*Task requirements*
Look at each line of the records and count those with "ylabel" in them. Please answer with the count alone.

*Extracted information*
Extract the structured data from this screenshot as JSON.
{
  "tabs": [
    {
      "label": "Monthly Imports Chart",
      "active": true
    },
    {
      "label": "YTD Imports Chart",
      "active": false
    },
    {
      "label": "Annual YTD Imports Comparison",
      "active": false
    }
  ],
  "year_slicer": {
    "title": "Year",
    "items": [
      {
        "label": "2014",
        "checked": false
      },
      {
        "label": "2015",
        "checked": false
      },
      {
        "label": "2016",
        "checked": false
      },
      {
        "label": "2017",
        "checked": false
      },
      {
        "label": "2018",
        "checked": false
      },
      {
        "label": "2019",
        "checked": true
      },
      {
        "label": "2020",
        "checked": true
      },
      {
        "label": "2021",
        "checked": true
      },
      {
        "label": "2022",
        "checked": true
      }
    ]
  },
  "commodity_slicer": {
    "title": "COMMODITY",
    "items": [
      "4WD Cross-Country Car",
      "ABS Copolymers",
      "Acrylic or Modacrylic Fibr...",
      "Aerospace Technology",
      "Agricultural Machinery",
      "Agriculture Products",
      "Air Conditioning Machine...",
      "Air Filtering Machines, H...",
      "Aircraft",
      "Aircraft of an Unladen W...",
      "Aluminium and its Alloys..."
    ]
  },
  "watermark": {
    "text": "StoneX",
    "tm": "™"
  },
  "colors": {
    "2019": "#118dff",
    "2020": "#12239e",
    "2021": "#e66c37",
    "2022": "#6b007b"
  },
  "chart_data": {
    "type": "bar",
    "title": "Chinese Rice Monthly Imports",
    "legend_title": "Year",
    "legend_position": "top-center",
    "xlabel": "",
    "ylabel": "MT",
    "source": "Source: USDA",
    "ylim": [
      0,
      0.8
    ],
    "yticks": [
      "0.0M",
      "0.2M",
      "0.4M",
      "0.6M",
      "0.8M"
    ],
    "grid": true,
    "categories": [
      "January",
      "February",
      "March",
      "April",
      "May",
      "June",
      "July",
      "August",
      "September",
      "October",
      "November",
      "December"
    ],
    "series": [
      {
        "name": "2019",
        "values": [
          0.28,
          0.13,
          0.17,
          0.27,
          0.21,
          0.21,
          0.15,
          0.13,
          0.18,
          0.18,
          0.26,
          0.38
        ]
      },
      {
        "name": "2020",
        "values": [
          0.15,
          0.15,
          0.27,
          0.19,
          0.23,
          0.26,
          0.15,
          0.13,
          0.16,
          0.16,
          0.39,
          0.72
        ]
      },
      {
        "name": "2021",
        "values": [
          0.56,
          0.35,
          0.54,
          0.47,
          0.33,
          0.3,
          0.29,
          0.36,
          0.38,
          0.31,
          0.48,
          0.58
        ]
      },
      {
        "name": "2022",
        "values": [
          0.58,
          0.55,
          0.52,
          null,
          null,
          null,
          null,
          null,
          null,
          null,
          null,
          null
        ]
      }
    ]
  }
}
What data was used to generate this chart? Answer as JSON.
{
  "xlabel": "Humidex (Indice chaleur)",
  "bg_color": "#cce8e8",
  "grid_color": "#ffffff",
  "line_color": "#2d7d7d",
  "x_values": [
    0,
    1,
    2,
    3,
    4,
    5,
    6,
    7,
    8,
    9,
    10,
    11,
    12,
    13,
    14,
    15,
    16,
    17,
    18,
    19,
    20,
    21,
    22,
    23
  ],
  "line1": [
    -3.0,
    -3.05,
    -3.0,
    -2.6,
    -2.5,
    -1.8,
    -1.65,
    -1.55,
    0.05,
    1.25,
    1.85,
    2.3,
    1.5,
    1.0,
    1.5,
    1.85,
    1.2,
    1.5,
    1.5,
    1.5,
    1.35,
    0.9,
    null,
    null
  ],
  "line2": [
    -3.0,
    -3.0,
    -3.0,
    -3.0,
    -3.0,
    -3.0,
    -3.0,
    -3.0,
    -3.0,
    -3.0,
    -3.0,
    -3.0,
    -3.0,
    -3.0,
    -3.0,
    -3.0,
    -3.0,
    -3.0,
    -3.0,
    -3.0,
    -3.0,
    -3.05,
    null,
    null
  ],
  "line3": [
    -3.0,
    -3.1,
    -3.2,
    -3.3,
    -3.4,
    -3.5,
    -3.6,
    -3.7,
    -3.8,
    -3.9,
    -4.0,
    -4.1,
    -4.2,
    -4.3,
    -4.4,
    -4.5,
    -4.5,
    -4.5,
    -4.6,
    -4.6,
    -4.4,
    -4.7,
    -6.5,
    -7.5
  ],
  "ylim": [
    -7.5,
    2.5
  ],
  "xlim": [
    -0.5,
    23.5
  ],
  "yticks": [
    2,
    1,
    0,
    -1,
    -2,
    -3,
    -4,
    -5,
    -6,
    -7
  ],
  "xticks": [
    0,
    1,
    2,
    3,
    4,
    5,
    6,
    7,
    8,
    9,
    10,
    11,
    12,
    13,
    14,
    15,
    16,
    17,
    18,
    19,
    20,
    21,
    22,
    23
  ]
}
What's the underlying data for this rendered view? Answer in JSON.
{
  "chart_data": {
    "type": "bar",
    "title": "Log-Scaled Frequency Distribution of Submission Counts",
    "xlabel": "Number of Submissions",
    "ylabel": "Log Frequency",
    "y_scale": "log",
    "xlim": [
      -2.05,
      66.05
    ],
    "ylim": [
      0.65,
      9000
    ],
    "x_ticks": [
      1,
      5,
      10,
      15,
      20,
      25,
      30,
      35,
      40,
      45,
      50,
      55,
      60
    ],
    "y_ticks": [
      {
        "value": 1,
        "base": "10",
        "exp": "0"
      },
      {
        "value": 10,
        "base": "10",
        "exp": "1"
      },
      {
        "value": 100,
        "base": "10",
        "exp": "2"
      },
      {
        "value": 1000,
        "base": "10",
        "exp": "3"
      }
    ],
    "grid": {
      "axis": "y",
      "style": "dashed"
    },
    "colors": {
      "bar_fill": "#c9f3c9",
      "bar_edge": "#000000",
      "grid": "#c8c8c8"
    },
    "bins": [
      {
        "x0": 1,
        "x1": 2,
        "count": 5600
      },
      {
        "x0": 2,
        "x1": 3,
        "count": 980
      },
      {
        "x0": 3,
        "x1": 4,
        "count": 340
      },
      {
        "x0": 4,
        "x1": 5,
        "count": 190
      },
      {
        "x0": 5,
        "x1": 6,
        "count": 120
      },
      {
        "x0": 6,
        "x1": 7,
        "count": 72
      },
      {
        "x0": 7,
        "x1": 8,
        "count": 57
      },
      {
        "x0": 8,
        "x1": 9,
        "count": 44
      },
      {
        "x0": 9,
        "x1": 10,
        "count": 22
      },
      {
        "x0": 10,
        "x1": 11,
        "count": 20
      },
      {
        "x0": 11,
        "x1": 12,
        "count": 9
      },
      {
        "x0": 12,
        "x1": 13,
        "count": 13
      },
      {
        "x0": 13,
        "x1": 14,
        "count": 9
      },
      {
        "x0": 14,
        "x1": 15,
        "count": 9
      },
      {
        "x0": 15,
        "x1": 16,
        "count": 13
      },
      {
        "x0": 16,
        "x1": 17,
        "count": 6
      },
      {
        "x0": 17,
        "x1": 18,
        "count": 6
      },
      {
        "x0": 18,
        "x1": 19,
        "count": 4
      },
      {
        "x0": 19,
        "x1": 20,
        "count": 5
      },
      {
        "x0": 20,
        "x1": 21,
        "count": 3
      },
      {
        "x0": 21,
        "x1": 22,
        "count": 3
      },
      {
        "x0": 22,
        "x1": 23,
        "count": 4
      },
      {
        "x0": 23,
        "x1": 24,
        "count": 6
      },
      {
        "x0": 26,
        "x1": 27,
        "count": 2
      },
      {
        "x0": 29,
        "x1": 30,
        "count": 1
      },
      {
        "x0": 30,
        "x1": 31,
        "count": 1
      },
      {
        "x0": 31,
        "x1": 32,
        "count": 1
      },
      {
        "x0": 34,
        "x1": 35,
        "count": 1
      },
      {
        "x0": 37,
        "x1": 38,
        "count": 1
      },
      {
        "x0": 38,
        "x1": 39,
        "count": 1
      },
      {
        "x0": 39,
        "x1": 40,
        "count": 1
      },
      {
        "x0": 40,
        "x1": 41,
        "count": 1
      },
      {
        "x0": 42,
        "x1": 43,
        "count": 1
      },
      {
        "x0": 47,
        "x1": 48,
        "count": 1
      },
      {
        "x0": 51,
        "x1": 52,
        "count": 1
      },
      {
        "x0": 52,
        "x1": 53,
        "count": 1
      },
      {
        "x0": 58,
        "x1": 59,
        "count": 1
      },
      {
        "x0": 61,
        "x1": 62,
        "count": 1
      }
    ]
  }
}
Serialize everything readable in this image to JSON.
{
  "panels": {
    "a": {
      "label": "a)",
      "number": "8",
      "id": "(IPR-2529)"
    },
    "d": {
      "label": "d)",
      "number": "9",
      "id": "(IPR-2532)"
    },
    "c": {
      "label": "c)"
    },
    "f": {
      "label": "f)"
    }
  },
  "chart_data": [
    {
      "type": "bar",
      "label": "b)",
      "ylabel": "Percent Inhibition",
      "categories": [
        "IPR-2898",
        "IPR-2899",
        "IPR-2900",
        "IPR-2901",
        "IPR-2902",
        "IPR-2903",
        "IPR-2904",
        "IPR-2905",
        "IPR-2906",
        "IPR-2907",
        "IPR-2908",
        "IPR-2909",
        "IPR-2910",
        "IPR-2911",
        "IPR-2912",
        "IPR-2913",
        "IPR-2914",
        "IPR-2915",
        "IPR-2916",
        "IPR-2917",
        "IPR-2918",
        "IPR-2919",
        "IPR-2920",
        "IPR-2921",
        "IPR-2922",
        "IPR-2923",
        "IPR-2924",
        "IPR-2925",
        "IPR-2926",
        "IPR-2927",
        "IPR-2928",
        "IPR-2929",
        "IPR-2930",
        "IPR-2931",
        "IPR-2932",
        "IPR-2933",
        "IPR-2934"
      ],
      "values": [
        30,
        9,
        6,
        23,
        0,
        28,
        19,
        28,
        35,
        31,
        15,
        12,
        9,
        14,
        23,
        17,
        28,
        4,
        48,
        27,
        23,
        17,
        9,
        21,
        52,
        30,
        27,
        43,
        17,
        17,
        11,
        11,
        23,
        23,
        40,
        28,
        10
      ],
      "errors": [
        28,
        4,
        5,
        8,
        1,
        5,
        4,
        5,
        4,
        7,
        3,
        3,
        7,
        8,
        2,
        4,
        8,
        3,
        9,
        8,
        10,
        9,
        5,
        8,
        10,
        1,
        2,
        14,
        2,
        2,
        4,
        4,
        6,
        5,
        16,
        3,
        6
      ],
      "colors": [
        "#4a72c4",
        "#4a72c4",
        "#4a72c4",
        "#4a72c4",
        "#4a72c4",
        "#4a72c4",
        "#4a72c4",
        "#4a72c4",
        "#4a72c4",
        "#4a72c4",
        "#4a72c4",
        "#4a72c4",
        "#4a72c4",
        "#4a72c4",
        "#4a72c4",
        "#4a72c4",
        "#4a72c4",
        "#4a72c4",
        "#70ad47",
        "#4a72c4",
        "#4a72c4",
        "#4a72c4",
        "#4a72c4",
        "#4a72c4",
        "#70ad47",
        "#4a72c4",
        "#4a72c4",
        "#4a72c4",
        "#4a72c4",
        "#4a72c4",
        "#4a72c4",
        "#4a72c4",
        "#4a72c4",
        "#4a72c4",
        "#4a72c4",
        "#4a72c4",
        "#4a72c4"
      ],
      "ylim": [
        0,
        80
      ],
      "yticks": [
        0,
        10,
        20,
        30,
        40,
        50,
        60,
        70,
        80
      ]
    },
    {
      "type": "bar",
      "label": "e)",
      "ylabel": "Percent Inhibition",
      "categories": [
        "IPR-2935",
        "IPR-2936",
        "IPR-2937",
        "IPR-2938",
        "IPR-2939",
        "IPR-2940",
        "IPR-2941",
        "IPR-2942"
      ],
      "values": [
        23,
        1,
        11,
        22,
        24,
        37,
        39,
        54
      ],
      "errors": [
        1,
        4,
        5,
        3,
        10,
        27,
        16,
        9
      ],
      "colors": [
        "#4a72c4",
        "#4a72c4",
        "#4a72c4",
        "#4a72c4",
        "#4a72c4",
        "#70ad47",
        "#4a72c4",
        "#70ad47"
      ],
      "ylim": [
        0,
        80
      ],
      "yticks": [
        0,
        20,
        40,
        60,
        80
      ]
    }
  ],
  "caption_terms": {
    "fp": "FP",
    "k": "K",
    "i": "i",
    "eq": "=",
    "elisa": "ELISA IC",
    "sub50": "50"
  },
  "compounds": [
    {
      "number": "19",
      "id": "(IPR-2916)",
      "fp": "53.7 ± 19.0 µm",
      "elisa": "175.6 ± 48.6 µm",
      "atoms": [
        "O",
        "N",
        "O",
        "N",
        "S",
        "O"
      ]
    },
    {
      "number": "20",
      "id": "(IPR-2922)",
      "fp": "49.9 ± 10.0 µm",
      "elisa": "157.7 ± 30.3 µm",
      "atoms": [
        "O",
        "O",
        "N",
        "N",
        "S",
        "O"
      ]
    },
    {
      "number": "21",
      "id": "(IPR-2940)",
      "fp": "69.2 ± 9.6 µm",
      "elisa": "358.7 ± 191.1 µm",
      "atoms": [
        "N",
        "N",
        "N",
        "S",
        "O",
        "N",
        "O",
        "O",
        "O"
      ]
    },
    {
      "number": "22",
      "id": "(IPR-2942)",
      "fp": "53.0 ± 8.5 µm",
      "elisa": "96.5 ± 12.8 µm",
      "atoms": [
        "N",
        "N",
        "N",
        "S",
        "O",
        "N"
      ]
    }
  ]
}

*Reply to the task*
4